▸ PROBLEM TO WORK ON:
Copy each line that has the string "Silakan" somewhere in it.

▸ RECORDED DATA:
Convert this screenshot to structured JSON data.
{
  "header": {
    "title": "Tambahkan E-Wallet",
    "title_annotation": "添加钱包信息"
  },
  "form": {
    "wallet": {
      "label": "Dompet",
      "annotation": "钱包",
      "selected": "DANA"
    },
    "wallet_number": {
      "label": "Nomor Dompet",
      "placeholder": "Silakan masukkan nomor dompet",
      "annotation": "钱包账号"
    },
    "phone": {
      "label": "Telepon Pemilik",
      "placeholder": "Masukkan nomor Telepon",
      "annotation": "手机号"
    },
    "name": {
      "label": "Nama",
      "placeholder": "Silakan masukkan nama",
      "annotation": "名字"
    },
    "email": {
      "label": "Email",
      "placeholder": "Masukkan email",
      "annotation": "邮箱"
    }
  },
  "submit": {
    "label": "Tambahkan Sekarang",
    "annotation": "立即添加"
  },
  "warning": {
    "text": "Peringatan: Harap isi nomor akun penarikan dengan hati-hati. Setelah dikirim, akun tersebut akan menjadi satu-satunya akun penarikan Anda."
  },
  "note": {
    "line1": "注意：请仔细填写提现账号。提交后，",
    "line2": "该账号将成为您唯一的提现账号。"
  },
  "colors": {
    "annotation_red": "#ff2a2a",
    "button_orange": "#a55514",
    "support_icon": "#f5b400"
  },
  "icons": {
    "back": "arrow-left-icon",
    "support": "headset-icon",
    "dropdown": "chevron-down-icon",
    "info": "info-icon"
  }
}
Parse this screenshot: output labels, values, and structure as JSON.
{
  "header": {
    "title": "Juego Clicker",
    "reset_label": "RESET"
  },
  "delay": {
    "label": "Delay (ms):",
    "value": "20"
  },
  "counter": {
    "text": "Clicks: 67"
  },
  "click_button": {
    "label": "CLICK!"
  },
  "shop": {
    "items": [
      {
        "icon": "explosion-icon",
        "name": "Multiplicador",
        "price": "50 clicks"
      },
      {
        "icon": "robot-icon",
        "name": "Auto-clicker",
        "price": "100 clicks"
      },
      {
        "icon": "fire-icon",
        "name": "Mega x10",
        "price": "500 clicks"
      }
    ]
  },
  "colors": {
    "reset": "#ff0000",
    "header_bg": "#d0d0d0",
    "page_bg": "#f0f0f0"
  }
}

▸ WRITTEN ANSWER:
      "placeholder": "Silakan masukkan nomor dompet",
      "placeholder": "Silakan masukkan nama",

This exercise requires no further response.